- INPUT DATA -
-*-*-
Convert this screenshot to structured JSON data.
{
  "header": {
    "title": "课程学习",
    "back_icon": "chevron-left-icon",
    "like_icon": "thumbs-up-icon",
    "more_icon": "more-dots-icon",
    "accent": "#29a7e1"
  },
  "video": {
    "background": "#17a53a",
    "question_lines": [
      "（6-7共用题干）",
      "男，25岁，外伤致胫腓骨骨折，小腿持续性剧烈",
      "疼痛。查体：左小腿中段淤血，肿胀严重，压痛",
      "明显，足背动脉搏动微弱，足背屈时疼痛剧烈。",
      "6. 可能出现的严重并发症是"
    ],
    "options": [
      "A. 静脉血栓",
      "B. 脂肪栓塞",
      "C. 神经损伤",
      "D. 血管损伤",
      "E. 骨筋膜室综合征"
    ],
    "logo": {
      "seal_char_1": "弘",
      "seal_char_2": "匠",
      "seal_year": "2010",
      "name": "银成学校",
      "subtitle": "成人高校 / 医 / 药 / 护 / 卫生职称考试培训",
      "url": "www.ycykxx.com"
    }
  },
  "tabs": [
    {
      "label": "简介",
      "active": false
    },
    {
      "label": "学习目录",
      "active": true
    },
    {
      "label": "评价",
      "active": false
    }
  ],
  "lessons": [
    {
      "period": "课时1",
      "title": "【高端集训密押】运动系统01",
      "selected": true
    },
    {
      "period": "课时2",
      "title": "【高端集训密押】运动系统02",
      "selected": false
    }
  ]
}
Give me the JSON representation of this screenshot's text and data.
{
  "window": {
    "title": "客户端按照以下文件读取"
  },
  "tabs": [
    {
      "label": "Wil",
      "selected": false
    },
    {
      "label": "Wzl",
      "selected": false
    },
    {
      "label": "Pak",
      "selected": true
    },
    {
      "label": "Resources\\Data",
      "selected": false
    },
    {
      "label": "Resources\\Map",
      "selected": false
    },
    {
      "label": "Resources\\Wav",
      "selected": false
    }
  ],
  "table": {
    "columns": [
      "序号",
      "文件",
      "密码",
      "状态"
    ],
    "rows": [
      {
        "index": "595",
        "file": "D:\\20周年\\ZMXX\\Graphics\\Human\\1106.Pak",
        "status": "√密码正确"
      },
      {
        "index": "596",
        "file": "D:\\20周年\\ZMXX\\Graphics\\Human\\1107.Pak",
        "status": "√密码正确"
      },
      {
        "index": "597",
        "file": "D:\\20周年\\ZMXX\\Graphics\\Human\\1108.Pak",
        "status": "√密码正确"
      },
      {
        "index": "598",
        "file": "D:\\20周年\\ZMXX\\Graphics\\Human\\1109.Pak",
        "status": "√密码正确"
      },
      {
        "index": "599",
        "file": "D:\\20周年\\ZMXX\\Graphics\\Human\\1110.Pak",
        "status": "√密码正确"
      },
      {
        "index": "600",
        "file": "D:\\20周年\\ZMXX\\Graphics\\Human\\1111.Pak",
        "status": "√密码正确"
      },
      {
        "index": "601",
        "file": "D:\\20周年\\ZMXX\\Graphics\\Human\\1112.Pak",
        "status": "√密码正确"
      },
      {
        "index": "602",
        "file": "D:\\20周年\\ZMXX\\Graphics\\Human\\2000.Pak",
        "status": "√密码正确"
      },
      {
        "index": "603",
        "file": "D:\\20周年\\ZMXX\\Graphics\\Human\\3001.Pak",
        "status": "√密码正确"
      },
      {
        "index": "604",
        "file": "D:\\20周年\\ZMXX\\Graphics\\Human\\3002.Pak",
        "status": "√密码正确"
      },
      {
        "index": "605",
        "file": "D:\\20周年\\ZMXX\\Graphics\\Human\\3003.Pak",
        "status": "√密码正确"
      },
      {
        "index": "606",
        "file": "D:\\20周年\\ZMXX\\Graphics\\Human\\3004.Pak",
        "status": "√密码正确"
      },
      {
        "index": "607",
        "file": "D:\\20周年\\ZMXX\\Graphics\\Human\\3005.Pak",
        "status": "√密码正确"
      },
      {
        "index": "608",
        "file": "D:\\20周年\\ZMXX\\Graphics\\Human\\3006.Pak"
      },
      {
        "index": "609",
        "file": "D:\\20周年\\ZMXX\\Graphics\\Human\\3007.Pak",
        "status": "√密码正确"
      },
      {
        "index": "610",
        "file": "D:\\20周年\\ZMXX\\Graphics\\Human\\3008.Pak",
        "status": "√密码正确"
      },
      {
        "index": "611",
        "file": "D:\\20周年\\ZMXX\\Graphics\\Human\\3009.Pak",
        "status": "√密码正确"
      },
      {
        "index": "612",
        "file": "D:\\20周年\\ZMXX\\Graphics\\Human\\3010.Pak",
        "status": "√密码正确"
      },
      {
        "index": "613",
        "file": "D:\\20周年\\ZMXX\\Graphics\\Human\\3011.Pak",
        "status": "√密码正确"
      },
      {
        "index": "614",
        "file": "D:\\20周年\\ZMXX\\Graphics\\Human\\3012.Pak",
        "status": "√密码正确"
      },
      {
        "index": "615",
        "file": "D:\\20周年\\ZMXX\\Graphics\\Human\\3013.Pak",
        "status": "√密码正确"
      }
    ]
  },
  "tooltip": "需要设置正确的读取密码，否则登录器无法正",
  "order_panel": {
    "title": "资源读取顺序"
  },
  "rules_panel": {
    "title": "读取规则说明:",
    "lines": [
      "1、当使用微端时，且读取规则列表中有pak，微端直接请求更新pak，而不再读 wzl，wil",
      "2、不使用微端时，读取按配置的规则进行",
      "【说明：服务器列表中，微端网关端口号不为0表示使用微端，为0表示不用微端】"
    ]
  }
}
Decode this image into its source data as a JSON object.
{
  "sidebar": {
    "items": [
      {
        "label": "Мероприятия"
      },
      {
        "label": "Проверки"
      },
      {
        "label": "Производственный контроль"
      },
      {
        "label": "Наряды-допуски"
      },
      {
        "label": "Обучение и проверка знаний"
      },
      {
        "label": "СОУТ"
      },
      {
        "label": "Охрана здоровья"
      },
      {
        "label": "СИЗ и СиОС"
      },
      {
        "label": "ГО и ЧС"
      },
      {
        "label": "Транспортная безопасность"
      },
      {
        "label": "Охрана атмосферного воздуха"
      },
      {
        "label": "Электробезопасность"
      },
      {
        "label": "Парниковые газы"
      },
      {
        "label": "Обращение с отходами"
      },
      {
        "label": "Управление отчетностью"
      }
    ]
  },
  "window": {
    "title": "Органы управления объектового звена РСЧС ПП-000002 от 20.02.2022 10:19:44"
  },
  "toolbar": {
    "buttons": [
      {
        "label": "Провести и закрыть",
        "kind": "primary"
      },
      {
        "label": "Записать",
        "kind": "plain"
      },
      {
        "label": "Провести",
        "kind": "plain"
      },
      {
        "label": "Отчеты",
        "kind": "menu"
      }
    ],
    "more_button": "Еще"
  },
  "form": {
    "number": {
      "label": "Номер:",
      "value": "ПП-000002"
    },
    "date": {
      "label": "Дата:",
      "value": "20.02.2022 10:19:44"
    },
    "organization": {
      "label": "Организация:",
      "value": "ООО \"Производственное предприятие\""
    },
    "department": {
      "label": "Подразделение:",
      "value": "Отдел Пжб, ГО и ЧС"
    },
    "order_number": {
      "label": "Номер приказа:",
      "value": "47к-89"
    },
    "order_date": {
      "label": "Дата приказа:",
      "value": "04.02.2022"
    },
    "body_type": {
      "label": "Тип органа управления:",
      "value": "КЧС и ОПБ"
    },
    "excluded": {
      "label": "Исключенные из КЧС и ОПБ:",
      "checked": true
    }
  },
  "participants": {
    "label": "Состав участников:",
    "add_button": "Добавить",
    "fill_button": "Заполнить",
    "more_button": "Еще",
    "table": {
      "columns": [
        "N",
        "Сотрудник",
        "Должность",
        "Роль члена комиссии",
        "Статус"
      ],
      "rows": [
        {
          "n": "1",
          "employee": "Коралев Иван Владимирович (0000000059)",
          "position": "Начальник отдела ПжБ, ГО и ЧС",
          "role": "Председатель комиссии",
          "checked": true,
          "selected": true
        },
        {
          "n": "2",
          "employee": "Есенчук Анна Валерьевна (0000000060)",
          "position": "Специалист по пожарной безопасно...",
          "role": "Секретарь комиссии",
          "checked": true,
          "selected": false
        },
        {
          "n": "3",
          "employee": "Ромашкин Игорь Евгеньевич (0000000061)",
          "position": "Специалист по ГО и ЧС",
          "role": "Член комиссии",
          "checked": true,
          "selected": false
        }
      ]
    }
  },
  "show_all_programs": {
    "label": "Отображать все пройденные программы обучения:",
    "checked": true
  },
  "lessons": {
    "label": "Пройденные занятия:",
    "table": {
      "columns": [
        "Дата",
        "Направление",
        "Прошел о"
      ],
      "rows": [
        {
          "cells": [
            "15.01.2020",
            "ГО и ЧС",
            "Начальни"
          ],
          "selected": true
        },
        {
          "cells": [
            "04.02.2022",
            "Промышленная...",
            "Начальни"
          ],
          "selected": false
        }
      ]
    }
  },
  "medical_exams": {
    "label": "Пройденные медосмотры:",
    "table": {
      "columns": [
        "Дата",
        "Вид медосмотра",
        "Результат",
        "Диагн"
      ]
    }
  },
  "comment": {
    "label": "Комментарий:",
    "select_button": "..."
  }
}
-*-*-
- TASK OBJECTIVE -
Across the data above, how many lines include the word "приказа"? Give only the count.

- PROBLEM SOLUTION -
2